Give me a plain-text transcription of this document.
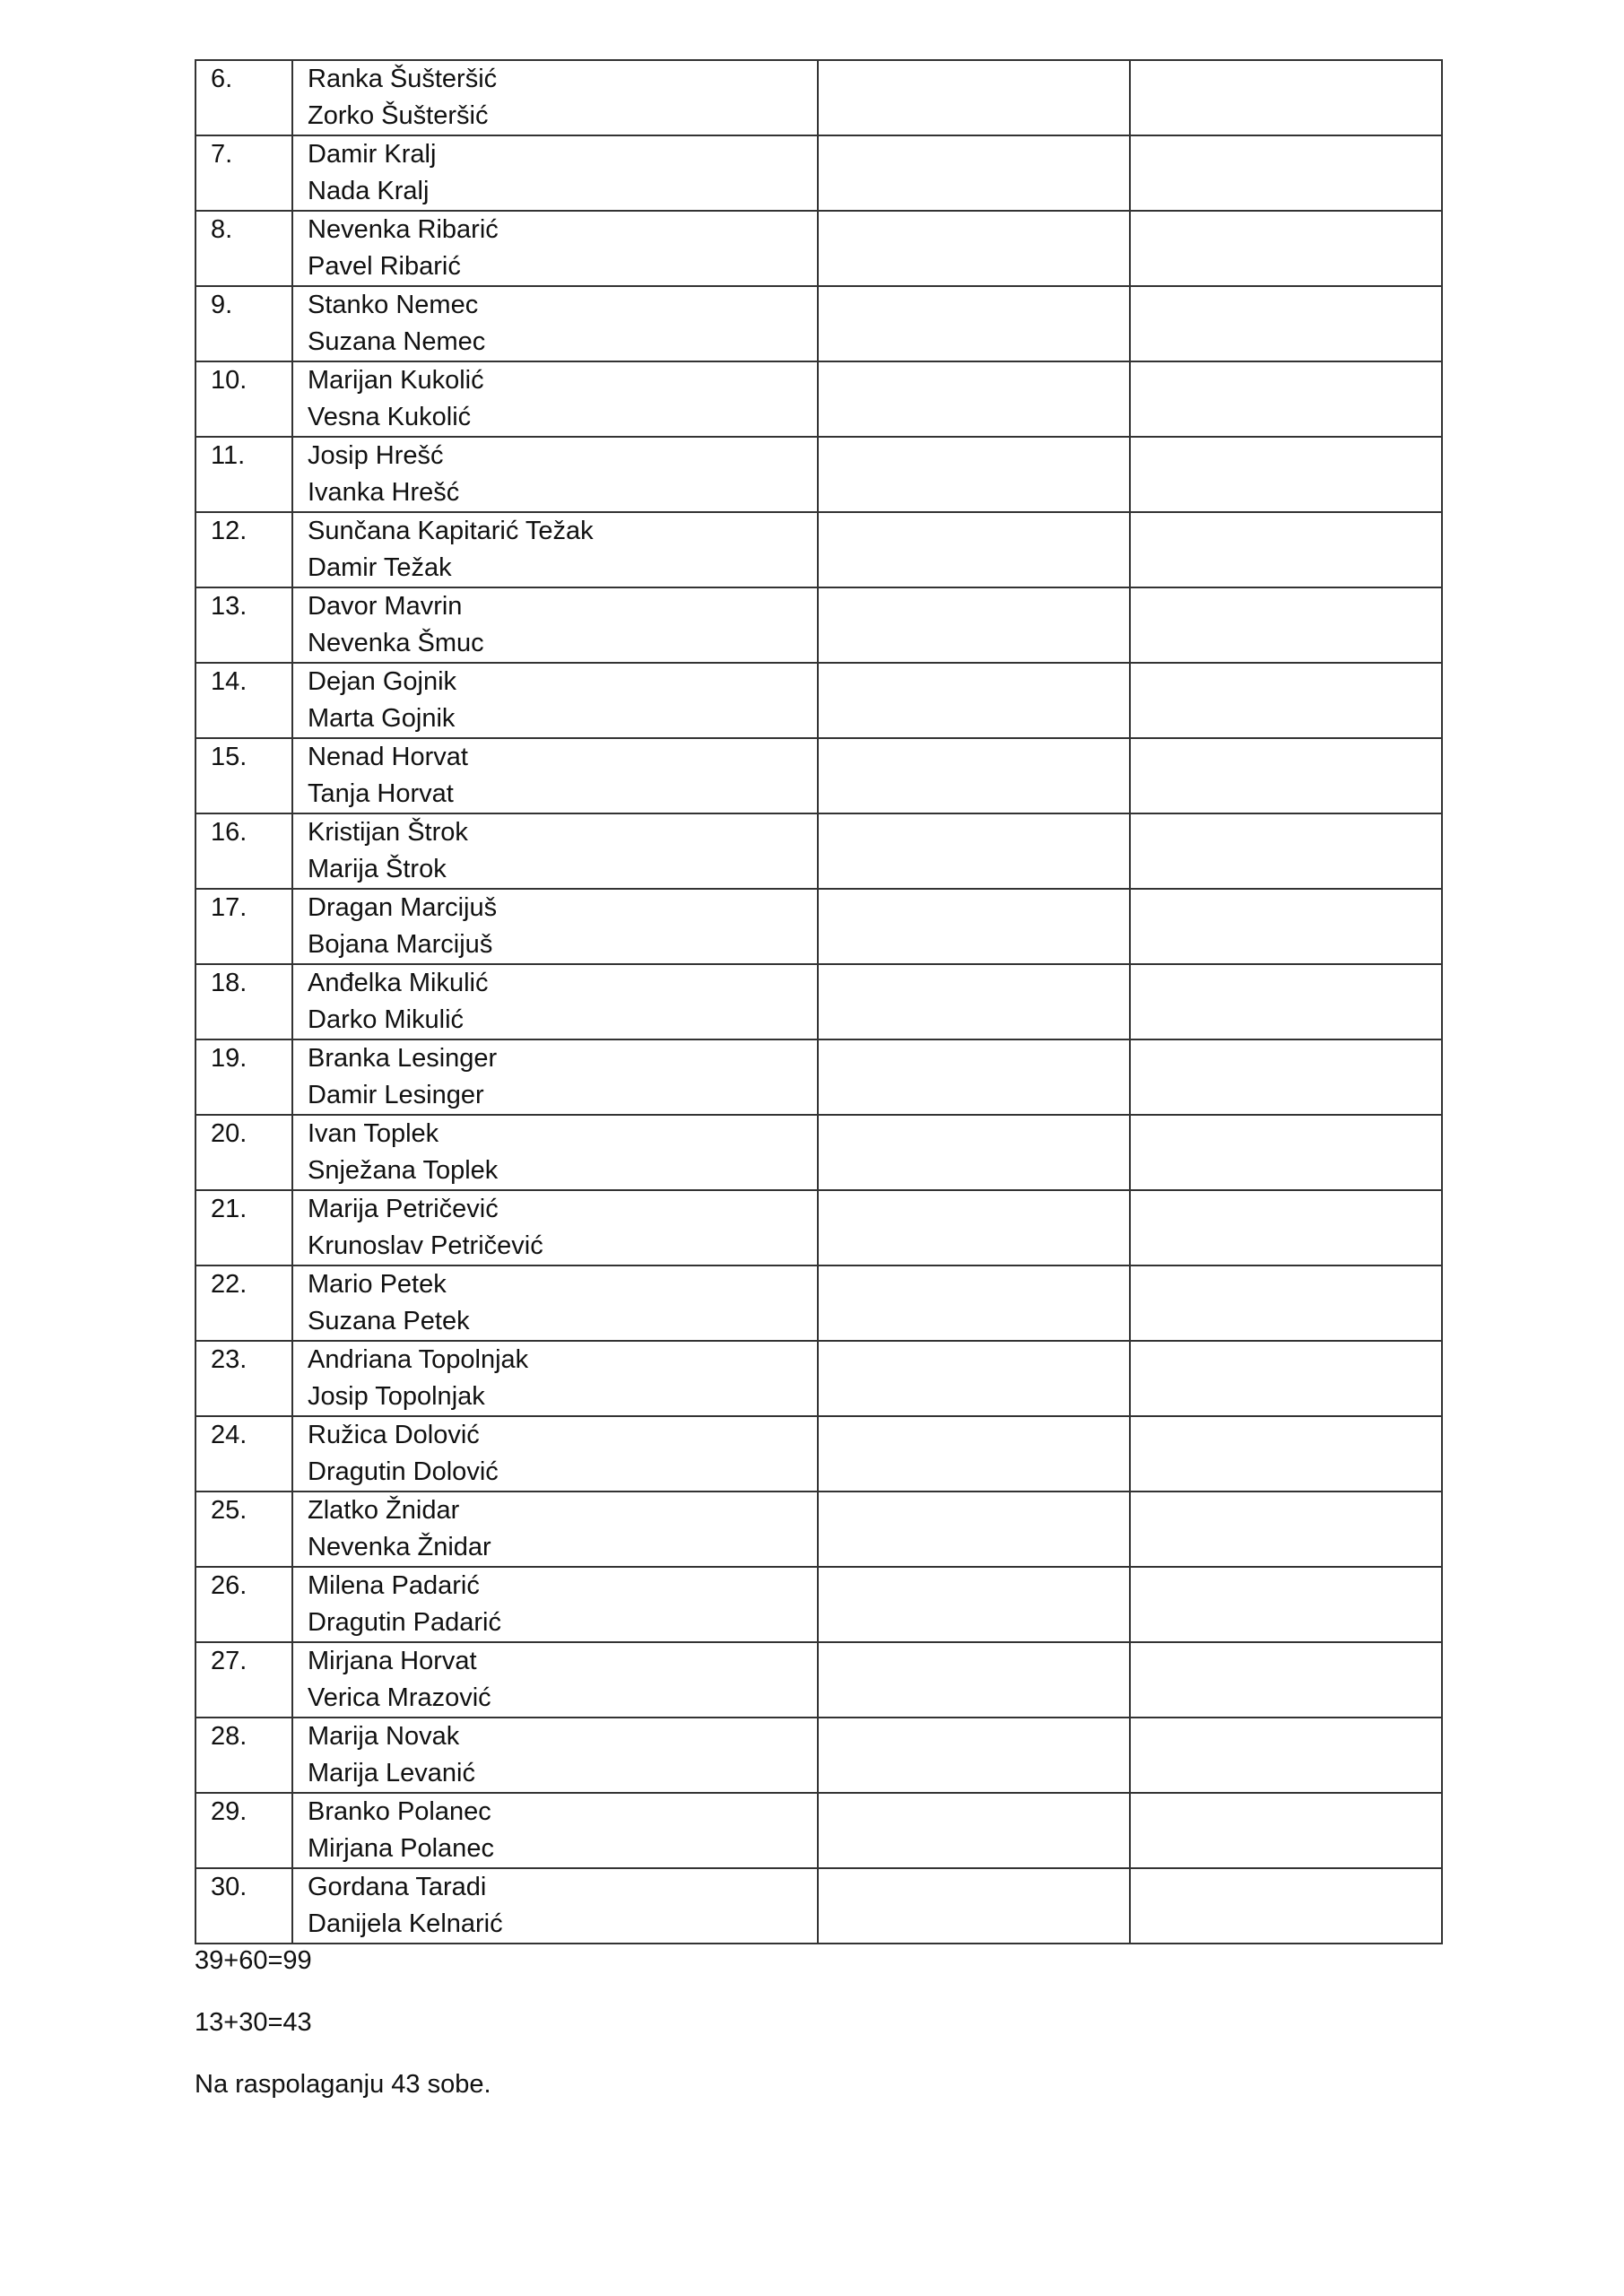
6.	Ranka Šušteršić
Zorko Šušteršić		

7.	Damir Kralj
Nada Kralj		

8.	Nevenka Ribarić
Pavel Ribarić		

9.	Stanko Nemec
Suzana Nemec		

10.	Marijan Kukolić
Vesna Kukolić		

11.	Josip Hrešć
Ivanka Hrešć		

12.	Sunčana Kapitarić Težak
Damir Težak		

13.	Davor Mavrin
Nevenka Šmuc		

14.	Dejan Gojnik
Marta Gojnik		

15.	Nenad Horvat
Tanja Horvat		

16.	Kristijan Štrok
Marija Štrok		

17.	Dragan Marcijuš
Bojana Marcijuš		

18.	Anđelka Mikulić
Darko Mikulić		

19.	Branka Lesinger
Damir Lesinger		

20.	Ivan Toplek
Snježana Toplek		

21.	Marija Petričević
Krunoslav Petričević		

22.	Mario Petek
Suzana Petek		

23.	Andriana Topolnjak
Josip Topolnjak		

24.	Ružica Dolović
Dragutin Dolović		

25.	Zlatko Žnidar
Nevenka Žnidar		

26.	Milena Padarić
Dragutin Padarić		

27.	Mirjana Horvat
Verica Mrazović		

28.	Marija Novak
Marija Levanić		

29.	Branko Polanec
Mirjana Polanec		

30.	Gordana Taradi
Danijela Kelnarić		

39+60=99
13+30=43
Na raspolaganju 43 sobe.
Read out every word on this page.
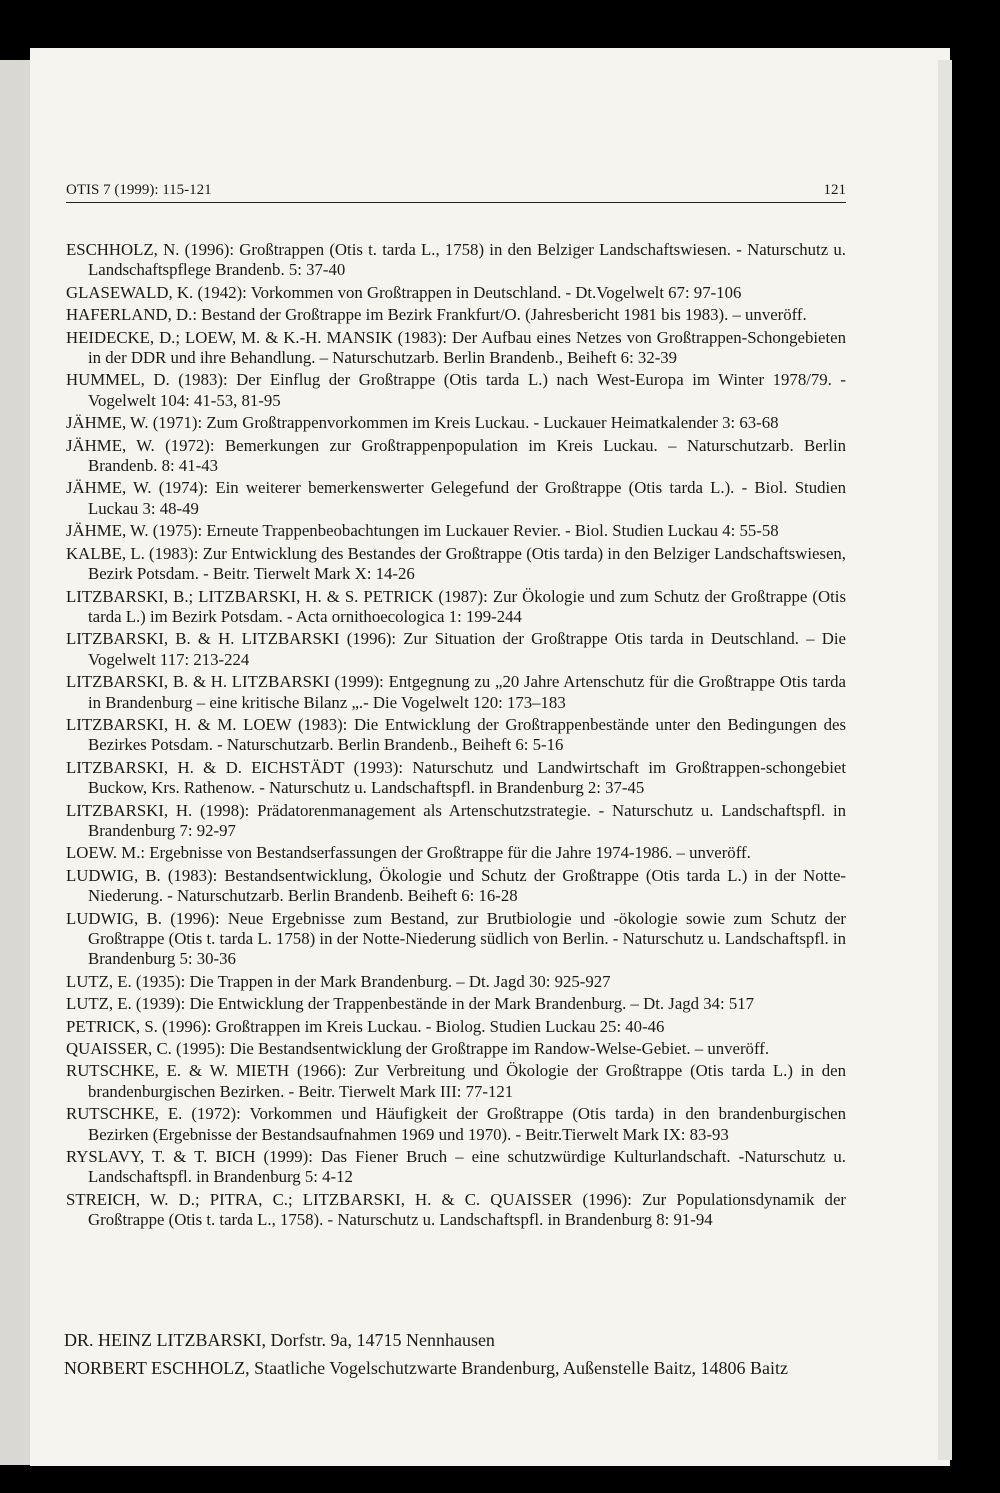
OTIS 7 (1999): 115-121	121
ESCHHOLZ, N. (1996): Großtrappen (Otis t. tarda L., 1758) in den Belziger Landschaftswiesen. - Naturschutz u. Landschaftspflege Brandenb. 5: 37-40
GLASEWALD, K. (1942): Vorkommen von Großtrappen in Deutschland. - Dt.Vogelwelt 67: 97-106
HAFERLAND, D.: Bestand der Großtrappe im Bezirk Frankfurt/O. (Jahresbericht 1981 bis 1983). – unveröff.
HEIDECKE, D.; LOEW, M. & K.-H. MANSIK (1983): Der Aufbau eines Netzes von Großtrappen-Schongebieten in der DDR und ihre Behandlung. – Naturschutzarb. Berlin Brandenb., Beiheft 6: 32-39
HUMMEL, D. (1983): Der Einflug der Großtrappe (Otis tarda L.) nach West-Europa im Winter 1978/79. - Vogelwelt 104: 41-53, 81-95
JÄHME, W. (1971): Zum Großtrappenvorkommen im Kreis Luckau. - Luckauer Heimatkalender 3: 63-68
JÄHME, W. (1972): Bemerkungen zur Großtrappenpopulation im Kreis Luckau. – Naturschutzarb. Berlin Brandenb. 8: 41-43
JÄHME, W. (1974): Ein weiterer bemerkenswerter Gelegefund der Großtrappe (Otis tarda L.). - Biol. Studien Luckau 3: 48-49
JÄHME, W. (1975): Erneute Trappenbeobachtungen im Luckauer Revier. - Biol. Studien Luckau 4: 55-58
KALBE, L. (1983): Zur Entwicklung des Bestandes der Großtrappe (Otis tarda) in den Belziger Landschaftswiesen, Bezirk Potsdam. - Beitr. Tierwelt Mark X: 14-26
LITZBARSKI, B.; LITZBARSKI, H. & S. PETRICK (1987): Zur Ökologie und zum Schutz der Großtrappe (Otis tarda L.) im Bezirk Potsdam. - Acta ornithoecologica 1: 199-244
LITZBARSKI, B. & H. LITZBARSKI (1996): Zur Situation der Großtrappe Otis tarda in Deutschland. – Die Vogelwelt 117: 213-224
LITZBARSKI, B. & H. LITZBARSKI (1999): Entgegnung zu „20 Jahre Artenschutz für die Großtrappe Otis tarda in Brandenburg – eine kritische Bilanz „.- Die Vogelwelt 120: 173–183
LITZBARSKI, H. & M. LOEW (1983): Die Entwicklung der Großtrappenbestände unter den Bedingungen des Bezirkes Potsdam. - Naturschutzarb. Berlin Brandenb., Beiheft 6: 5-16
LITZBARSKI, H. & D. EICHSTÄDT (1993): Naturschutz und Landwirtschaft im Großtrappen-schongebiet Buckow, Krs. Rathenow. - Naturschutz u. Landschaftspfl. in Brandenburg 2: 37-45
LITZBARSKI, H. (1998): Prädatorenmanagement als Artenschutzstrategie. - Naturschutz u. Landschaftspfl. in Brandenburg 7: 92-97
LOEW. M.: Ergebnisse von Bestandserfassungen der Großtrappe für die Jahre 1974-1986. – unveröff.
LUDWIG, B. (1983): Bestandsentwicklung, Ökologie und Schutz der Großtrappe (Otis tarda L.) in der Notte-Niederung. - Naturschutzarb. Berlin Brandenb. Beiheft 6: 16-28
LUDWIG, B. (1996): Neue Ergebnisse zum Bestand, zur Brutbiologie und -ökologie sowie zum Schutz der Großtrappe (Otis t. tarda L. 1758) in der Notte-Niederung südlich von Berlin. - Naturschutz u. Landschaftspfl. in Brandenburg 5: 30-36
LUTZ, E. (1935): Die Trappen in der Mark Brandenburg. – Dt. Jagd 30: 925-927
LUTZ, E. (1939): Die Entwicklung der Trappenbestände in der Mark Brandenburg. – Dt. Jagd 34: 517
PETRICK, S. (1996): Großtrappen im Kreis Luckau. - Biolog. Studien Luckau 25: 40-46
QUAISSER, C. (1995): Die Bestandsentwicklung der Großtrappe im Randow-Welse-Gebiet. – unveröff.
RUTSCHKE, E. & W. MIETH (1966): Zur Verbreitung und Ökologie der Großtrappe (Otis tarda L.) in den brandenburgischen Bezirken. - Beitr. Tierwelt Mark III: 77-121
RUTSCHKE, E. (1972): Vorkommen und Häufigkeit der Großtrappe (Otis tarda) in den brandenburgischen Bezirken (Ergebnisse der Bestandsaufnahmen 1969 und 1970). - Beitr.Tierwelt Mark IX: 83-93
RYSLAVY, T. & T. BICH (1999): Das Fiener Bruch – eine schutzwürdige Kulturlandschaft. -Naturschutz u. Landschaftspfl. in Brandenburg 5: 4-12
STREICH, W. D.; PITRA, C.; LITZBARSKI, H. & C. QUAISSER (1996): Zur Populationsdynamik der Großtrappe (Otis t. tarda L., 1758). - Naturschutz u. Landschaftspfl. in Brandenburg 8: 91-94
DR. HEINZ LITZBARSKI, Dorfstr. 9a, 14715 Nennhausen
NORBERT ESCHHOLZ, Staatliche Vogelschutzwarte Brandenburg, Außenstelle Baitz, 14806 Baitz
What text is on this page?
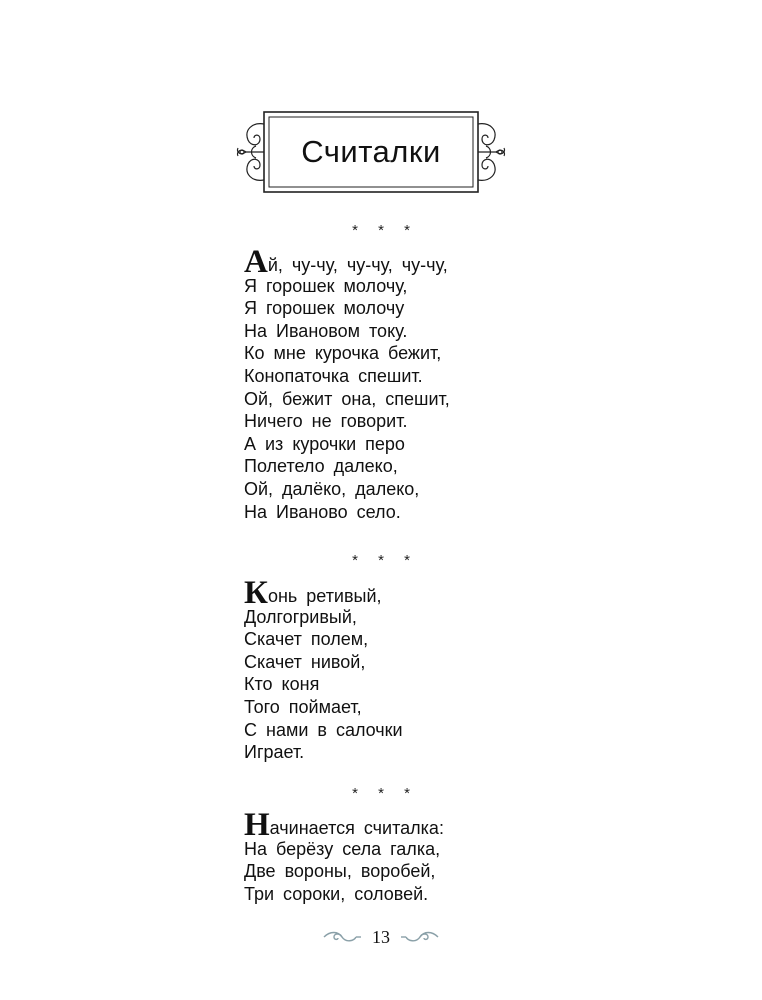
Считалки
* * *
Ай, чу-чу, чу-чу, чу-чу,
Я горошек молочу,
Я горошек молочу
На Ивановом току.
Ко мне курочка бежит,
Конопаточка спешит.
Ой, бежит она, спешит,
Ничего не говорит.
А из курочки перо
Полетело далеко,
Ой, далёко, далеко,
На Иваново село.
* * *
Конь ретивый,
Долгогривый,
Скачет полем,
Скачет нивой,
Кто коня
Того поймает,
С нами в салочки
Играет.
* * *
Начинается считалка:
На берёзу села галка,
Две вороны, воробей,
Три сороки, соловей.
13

Task to carry out
Output the line containing "What text is on this page?" and each line after it, through the end of the material, exactly as given. No pictures belong in the output.

Response
What text is on this page?
Считалки
* * *
Ай, чу-чу, чу-чу, чу-чу,
Я горошек молочу,
Я горошек молочу
На Ивановом току.
Ко мне курочка бежит,
Конопаточка спешит.
Ой, бежит она, спешит,
Ничего не говорит.
А из курочки перо
Полетело далеко,
Ой, далёко, далеко,
На Иваново село.
* * *
Конь ретивый,
Долгогривый,
Скачет полем,
Скачет нивой,
Кто коня
Того поймает,
С нами в салочки
Играет.
* * *
Начинается считалка:
На берёзу села галка,
Две вороны, воробей,
Три сороки, соловей.
13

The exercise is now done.